TASK MATERIAL:
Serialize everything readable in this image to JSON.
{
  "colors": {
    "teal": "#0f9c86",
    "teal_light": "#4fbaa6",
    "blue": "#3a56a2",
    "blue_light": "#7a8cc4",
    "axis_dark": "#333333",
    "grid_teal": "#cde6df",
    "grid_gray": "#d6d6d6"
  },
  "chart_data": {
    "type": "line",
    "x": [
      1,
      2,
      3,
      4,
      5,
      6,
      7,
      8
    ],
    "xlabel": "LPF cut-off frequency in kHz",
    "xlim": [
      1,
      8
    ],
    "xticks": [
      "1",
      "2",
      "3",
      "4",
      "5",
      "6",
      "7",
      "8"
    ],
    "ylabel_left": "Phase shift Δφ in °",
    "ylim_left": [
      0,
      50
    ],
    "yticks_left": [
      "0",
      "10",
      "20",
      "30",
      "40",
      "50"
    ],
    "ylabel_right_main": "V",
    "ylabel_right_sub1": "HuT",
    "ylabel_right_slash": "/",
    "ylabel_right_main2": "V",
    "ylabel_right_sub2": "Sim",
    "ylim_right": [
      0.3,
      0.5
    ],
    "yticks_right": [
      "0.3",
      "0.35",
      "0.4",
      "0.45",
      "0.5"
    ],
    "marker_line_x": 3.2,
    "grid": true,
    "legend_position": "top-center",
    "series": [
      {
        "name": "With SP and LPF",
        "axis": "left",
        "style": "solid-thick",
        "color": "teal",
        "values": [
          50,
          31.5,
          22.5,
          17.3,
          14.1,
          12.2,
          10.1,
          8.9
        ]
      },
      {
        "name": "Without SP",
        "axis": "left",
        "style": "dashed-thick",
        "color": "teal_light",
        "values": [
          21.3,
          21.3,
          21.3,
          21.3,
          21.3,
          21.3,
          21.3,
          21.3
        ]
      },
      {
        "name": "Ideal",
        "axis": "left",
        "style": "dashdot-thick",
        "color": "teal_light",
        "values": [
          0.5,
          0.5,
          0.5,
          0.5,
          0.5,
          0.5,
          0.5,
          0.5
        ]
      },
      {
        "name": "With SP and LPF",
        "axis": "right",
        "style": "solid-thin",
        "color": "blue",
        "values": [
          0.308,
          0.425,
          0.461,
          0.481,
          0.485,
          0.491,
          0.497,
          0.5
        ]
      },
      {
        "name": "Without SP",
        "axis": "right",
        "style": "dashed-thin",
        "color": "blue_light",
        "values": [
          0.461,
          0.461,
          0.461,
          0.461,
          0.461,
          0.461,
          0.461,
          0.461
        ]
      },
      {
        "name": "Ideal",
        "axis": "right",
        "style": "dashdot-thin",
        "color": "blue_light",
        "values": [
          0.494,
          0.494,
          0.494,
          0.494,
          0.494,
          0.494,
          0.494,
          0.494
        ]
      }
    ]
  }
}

SET EXERCISE:
Go through the records above and set each one down exactly, please.

SOLUTION TO THIS TASK:
Serialize everything readable in this image to JSON.
{
  "colors": {
    "teal": "#0f9c86",
    "teal_light": "#4fbaa6",
    "blue": "#3a56a2",
    "blue_light": "#7a8cc4",
    "axis_dark": "#333333",
    "grid_teal": "#cde6df",
    "grid_gray": "#d6d6d6"
  },
  "chart_data": {
    "type": "line",
    "x": [
      1,
      2,
      3,
      4,
      5,
      6,
      7,
      8
    ],
    "xlabel": "LPF cut-off frequency in kHz",
    "xlim": [
      1,
      8
    ],
    "xticks": [
      "1",
      "2",
      "3",
      "4",
      "5",
      "6",
      "7",
      "8"
    ],
    "ylabel_left": "Phase shift Δφ in °",
    "ylim_left": [
      0,
      50
    ],
    "yticks_left": [
      "0",
      "10",
      "20",
      "30",
      "40",
      "50"
    ],
    "ylabel_right_main": "V",
    "ylabel_right_sub1": "HuT",
    "ylabel_right_slash": "/",
    "ylabel_right_main2": "V",
    "ylabel_right_sub2": "Sim",
    "ylim_right": [
      0.3,
      0.5
    ],
    "yticks_right": [
      "0.3",
      "0.35",
      "0.4",
      "0.45",
      "0.5"
    ],
    "marker_line_x": 3.2,
    "grid": true,
    "legend_position": "top-center",
    "series": [
      {
        "name": "With SP and LPF",
        "axis": "left",
        "style": "solid-thick",
        "color": "teal",
        "values": [
          50,
          31.5,
          22.5,
          17.3,
          14.1,
          12.2,
          10.1,
          8.9
        ]
      },
      {
        "name": "Without SP",
        "axis": "left",
        "style": "dashed-thick",
        "color": "teal_light",
        "values": [
          21.3,
          21.3,
          21.3,
          21.3,
          21.3,
          21.3,
          21.3,
          21.3
        ]
      },
      {
        "name": "Ideal",
        "axis": "left",
        "style": "dashdot-thick",
        "color": "teal_light",
        "values": [
          0.5,
          0.5,
          0.5,
          0.5,
          0.5,
          0.5,
          0.5,
          0.5
        ]
      },
      {
        "name": "With SP and LPF",
        "axis": "right",
        "style": "solid-thin",
        "color": "blue",
        "values": [
          0.308,
          0.425,
          0.461,
          0.481,
          0.485,
          0.491,
          0.497,
          0.5
        ]
      },
      {
        "name": "Without SP",
        "axis": "right",
        "style": "dashed-thin",
        "color": "blue_light",
        "values": [
          0.461,
          0.461,
          0.461,
          0.461,
          0.461,
          0.461,
          0.461,
          0.461
        ]
      },
      {
        "name": "Ideal",
        "axis": "right",
        "style": "dashdot-thin",
        "color": "blue_light",
        "values": [
          0.494,
          0.494,
          0.494,
          0.494,
          0.494,
          0.494,
          0.494,
          0.494
        ]
      }
    ]
  }
}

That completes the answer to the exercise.